Reproduce the data below in full and exclude every picture.

======== Stored data ========

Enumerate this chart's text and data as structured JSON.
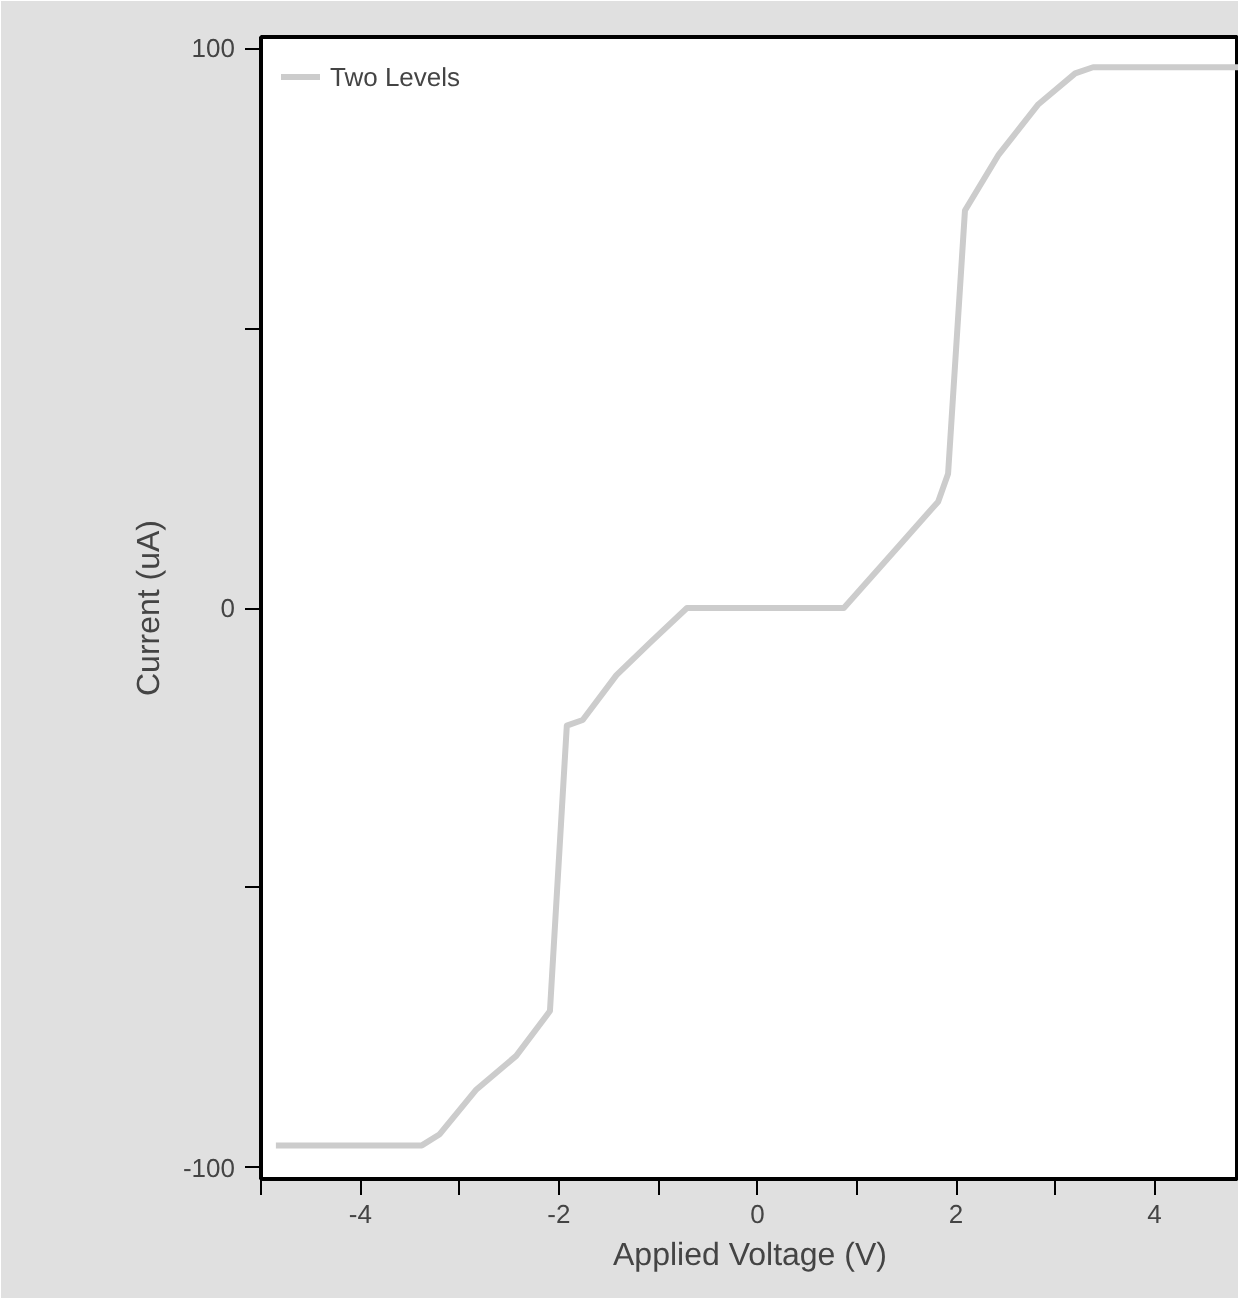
{
  "chart_data": {
    "type": "line",
    "xlabel": "Applied Voltage (V)",
    "ylabel": "Current (uA)",
    "x": [
      -4.85,
      -3.38,
      -3.2,
      -2.83,
      -2.43,
      -2.09,
      -1.92,
      -1.76,
      -1.42,
      -1.07,
      -0.71,
      0.87,
      1.42,
      1.82,
      1.92,
      2.09,
      2.43,
      2.83,
      3.2,
      3.38,
      4.85
    ],
    "series": [
      {
        "name": "Two Levels",
        "color": "#cccccc",
        "values": [
          -96,
          -96,
          -94,
          -86,
          -80,
          -72,
          -21,
          -20,
          -12,
          -6,
          0,
          0,
          11,
          19,
          24,
          71,
          81,
          90,
          95.5,
          96.6,
          96.6
        ]
      }
    ],
    "xlim": [
      -5,
      4.85
    ],
    "ylim": [
      -102,
      102
    ],
    "xticks": [
      {
        "value": -5,
        "label": null
      },
      -4,
      {
        "value": -3,
        "label": null
      },
      -2,
      {
        "value": -1,
        "label": null
      },
      0,
      {
        "value": 1,
        "label": null
      },
      2,
      {
        "value": 3,
        "label": null
      },
      4
    ],
    "yticks": [
      -100,
      {
        "value": -50,
        "label": null
      },
      0,
      {
        "value": 50,
        "label": null
      },
      100
    ],
    "grid": false,
    "legend": "top left",
    "marker": "none",
    "line_style": "solid"
  }
}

========

## Correct answer
Enumerate this chart's text and data as structured JSON.
{
  "chart_data": {
    "type": "line",
    "xlabel": "Applied Voltage (V)",
    "ylabel": "Current (uA)",
    "x": [
      -4.85,
      -3.38,
      -3.2,
      -2.83,
      -2.43,
      -2.09,
      -1.92,
      -1.76,
      -1.42,
      -1.07,
      -0.71,
      0.87,
      1.42,
      1.82,
      1.92,
      2.09,
      2.43,
      2.83,
      3.2,
      3.38,
      4.85
    ],
    "series": [
      {
        "name": "Two Levels",
        "color": "#cccccc",
        "values": [
          -96,
          -96,
          -94,
          -86,
          -80,
          -72,
          -21,
          -20,
          -12,
          -6,
          0,
          0,
          11,
          19,
          24,
          71,
          81,
          90,
          95.5,
          96.6,
          96.6
        ]
      }
    ],
    "xlim": [
      -5,
      4.85
    ],
    "ylim": [
      -102,
      102
    ],
    "xticks": [
      {
        "value": -5,
        "label": null
      },
      -4,
      {
        "value": -3,
        "label": null
      },
      -2,
      {
        "value": -1,
        "label": null
      },
      0,
      {
        "value": 1,
        "label": null
      },
      2,
      {
        "value": 3,
        "label": null
      },
      4
    ],
    "yticks": [
      -100,
      {
        "value": -50,
        "label": null
      },
      0,
      {
        "value": 50,
        "label": null
      },
      100
    ],
    "grid": false,
    "legend": "top left",
    "marker": "none",
    "line_style": "solid"
  }
}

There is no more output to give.